Written request> Without including any pictures, copy each entry below exactly.
>> Start
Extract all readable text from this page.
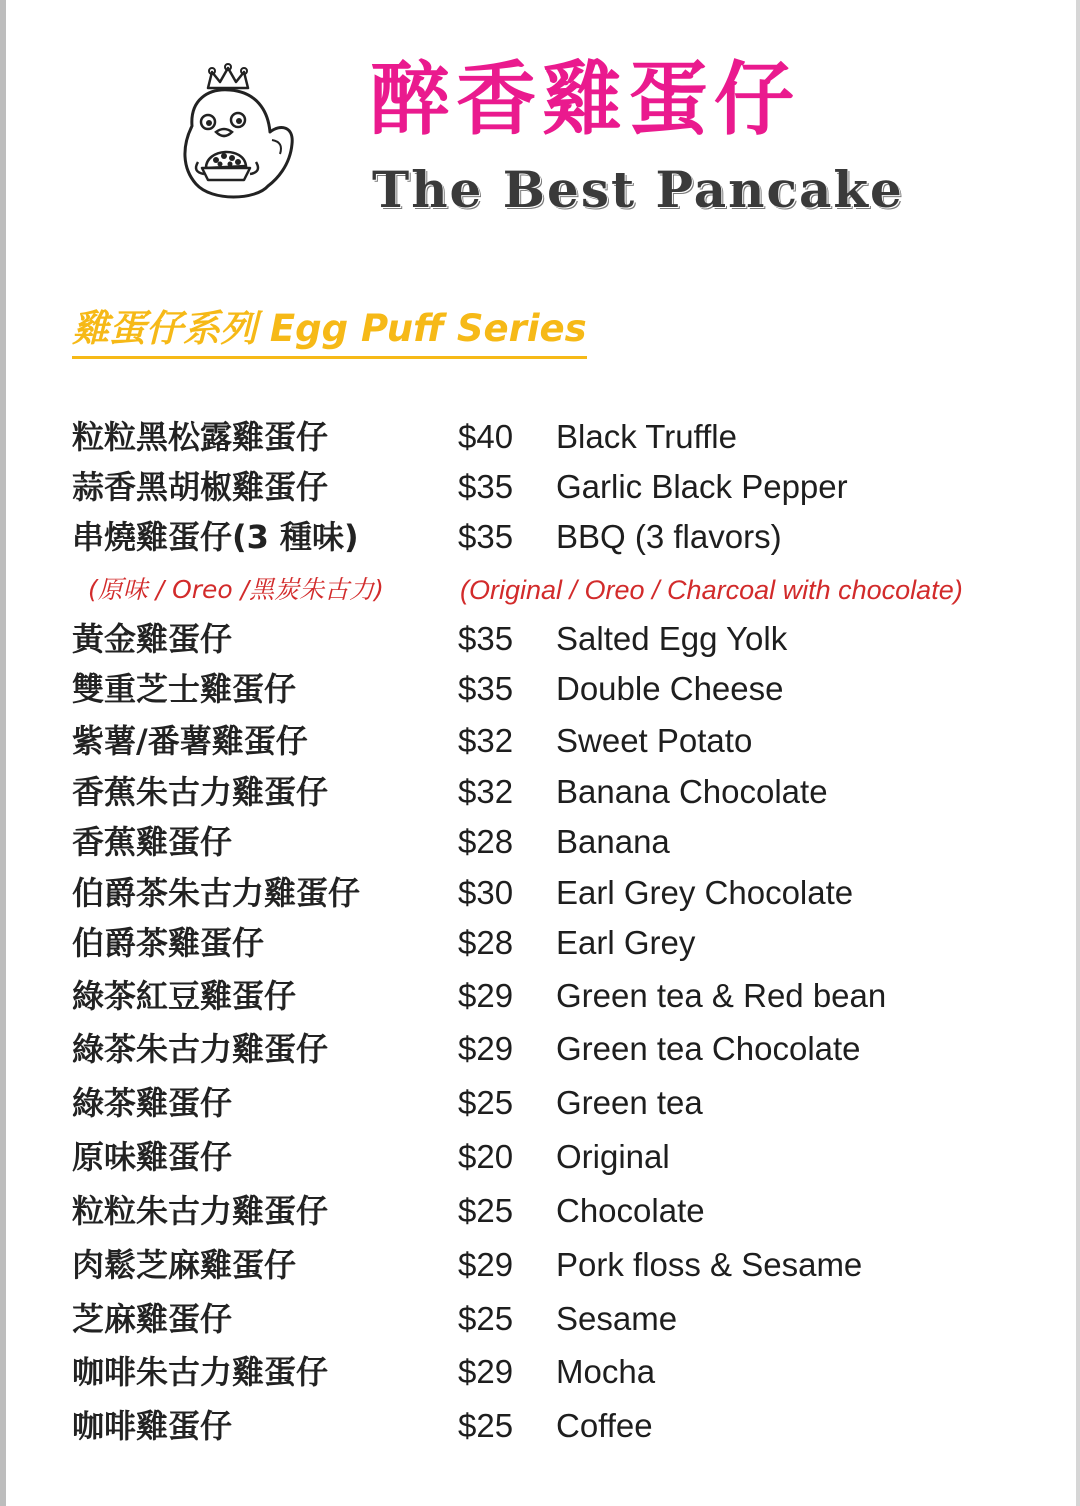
醉香雞蛋仔
The Best Pancake
雞蛋仔系列 Egg Puff Series
粒粒黑松露雞蛋仔	$40 Black Truffle
蒜香黑胡椒雞蛋仔	$35 Garlic Black Pepper
串燒雞蛋仔(3 種味)	$35 BBQ (3 flavors)
(原味 / Oreo /黑炭朱古力)	(Original / Oreo / Charcoal with chocolate)
黃金雞蛋仔	$35 Salted Egg Yolk
雙重芝士雞蛋仔	$35 Double Cheese
紫薯/番薯雞蛋仔	$32 Sweet Potato
香蕉朱古力雞蛋仔	$32 Banana Chocolate
香蕉雞蛋仔	$28 Banana
伯爵茶朱古力雞蛋仔	$30 Earl Grey Chocolate
伯爵茶雞蛋仔	$28 Earl Grey
綠茶紅豆雞蛋仔	$29 Green tea & Red bean
綠茶朱古力雞蛋仔	$29 Green tea Chocolate
綠茶雞蛋仔	$25 Green tea
原味雞蛋仔	$20 Original
粒粒朱古力雞蛋仔	$25 Chocolate
肉鬆芝麻雞蛋仔	$29 Pork floss & Sesame
芝麻雞蛋仔	$25 Sesame
咖啡朱古力雞蛋仔	$29 Mocha
咖啡雞蛋仔	$25 Coffee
>> End
Solution to this task>
Extract all readable text from this page.
醉香雞蛋仔
The Best Pancake
雞蛋仔系列 Egg Puff Series
粒粒黑松露雞蛋仔	$40 Black Truffle
蒜香黑胡椒雞蛋仔	$35 Garlic Black Pepper
串燒雞蛋仔(3 種味)	$35 BBQ (3 flavors)
(原味 / Oreo /黑炭朱古力)	(Original / Oreo / Charcoal with chocolate)
黃金雞蛋仔	$35 Salted Egg Yolk
雙重芝士雞蛋仔	$35 Double Cheese
紫薯/番薯雞蛋仔	$32 Sweet Potato
香蕉朱古力雞蛋仔	$32 Banana Chocolate
香蕉雞蛋仔	$28 Banana
伯爵茶朱古力雞蛋仔	$30 Earl Grey Chocolate
伯爵茶雞蛋仔	$28 Earl Grey
綠茶紅豆雞蛋仔	$29 Green tea & Red bean
綠茶朱古力雞蛋仔	$29 Green tea Chocolate
綠茶雞蛋仔	$25 Green tea
原味雞蛋仔	$20 Original
粒粒朱古力雞蛋仔	$25 Chocolate
肉鬆芝麻雞蛋仔	$29 Pork floss & Sesame
芝麻雞蛋仔	$25 Sesame
咖啡朱古力雞蛋仔	$29 Mocha
咖啡雞蛋仔	$25 Coffee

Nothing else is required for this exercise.